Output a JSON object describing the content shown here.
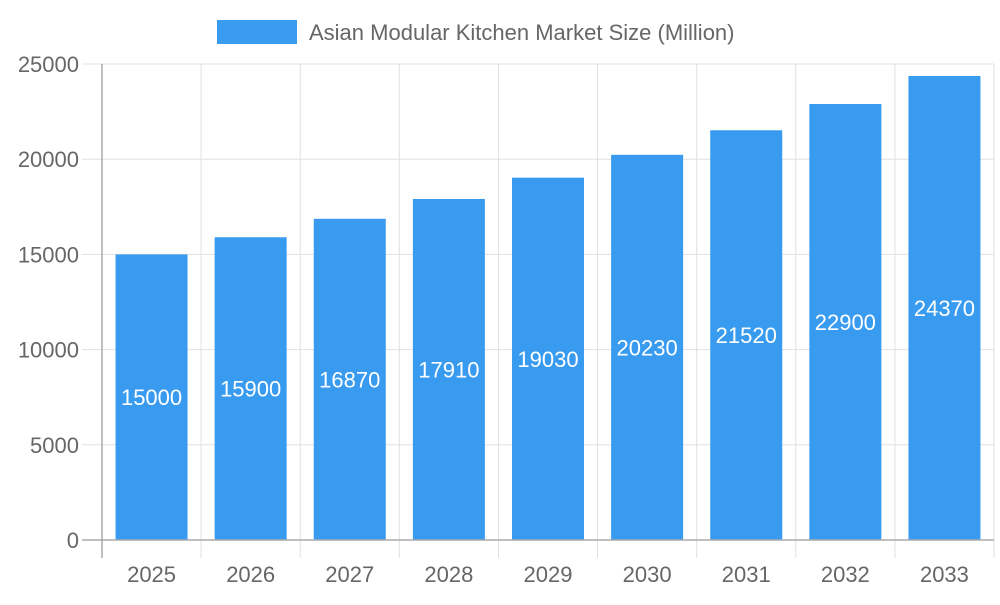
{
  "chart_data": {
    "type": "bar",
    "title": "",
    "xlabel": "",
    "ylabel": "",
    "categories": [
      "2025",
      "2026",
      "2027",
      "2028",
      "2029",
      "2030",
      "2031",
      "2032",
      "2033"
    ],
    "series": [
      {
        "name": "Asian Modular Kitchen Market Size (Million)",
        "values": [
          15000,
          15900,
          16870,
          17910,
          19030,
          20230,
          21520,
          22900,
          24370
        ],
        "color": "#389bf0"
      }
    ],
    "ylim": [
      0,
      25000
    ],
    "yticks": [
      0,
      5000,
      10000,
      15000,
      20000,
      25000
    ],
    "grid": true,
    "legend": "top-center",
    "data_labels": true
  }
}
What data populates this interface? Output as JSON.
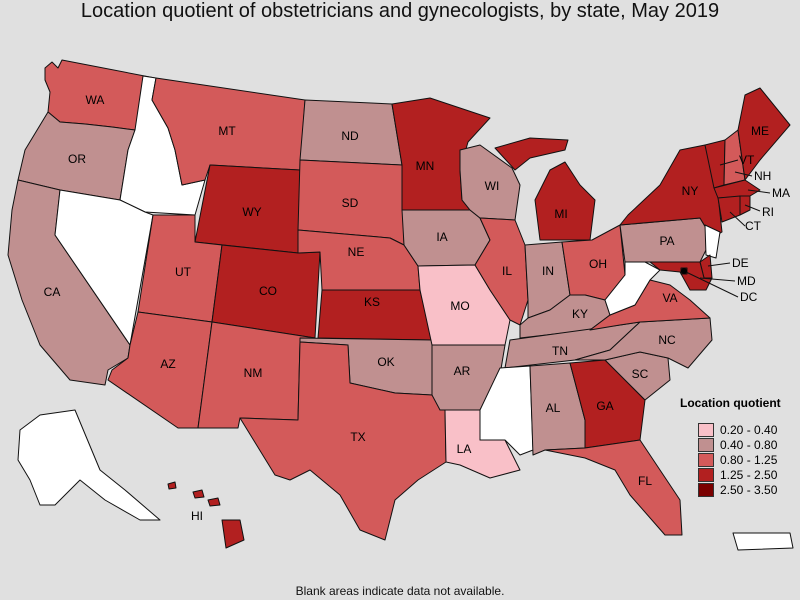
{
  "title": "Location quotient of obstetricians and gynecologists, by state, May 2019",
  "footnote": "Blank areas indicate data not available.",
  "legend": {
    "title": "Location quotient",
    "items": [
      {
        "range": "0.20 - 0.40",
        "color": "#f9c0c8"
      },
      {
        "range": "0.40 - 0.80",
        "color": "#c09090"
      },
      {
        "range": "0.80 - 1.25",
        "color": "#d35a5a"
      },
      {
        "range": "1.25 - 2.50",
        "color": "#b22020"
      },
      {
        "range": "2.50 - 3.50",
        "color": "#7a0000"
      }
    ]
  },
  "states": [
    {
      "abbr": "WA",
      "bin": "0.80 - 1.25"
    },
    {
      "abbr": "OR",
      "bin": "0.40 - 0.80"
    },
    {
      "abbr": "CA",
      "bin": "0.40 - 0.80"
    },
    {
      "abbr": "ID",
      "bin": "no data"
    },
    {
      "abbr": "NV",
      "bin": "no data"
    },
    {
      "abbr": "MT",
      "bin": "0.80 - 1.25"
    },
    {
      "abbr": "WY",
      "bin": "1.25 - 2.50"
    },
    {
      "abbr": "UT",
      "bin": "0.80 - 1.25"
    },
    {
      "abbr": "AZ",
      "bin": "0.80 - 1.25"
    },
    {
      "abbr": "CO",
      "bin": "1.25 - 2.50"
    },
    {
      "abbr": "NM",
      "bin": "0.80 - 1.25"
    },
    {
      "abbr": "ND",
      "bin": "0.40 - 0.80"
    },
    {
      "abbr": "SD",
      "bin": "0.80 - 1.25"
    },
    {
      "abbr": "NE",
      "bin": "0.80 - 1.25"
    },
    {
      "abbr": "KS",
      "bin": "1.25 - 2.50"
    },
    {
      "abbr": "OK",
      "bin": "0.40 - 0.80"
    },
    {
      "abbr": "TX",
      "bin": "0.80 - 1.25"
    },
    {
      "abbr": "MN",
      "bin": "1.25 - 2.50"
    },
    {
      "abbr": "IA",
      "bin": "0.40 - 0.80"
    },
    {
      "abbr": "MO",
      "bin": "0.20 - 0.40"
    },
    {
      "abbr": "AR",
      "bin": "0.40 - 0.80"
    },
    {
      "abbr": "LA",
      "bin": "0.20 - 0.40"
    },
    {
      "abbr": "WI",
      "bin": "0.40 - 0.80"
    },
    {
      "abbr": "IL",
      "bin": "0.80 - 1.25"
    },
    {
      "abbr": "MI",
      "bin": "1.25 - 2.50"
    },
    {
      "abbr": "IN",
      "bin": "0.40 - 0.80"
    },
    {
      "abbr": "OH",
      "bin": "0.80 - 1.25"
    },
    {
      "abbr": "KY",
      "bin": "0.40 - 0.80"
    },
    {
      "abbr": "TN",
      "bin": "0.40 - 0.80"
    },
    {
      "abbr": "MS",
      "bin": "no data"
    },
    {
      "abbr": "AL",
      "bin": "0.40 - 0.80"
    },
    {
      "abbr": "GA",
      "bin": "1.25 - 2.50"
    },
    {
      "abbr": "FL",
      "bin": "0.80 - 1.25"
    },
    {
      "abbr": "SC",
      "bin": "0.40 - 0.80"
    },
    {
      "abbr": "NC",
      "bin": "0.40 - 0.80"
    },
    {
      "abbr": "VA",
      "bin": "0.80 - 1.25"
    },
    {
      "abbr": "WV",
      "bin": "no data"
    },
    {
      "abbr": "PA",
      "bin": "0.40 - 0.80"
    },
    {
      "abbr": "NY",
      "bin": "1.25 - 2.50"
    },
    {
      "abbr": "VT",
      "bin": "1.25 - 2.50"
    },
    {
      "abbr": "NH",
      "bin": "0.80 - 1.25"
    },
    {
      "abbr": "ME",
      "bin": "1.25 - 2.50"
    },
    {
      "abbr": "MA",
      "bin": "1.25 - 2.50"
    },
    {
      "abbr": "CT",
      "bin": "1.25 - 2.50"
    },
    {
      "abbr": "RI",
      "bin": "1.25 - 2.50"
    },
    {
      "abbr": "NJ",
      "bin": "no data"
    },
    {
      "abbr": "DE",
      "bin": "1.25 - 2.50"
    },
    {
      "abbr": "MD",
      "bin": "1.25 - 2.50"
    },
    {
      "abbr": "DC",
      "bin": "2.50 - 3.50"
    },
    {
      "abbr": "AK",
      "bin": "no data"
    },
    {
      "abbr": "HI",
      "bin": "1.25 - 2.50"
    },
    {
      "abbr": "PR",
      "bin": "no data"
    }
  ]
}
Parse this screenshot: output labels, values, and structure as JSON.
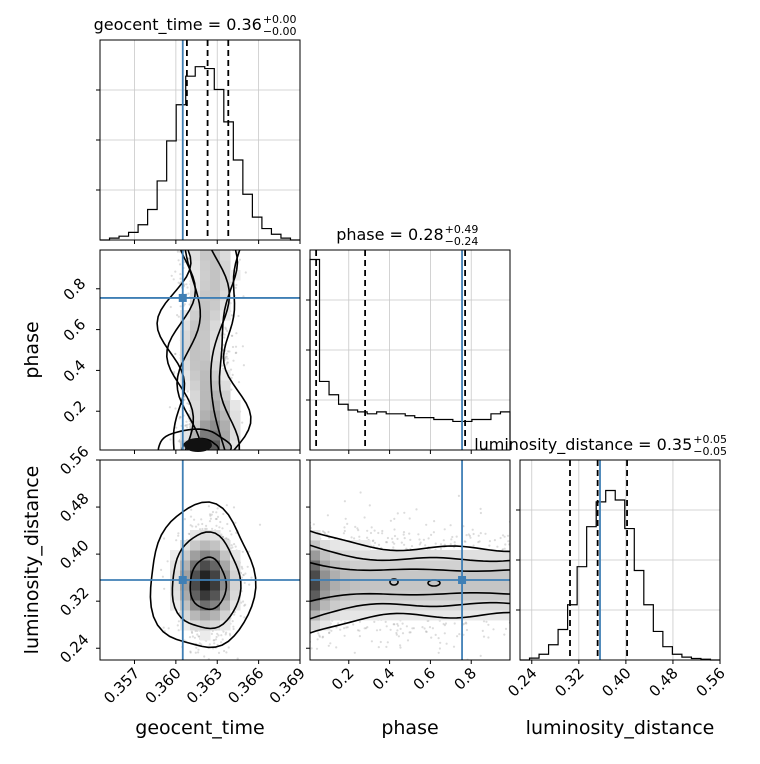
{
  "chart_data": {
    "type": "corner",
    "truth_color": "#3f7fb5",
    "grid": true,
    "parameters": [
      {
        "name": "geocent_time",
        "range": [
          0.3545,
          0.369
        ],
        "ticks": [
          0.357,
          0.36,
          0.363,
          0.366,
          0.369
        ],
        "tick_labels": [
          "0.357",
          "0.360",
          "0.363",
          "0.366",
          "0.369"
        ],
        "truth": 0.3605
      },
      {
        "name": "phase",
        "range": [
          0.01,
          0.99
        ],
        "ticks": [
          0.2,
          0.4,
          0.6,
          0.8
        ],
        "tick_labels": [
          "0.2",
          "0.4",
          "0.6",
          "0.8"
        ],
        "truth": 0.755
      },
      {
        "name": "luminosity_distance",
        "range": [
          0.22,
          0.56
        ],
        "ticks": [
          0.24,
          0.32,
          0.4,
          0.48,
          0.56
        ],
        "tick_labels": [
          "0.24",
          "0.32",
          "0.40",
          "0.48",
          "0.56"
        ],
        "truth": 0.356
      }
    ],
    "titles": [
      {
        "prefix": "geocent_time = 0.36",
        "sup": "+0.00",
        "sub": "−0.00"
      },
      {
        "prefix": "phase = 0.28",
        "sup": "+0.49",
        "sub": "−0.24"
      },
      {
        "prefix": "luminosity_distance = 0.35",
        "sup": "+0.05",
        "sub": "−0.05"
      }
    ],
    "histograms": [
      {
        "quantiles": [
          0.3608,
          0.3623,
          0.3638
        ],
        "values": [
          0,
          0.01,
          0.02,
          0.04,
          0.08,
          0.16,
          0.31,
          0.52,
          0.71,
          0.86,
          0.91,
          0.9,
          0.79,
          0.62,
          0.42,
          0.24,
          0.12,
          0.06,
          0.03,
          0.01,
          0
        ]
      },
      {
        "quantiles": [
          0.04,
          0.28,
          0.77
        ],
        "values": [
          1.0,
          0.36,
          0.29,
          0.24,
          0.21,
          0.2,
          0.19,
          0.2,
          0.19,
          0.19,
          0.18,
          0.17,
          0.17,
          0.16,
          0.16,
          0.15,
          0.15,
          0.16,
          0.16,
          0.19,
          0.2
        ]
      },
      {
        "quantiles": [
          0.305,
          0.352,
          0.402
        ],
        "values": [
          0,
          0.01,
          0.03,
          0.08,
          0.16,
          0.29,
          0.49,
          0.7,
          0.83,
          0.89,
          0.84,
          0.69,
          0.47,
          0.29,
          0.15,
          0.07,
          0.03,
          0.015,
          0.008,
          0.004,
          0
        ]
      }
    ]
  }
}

______

WHAT IS EXPECTED: What is the number of lines in the listing that contain the string "this"? Reply with that number alone.

SOLVED PROBLEM: 2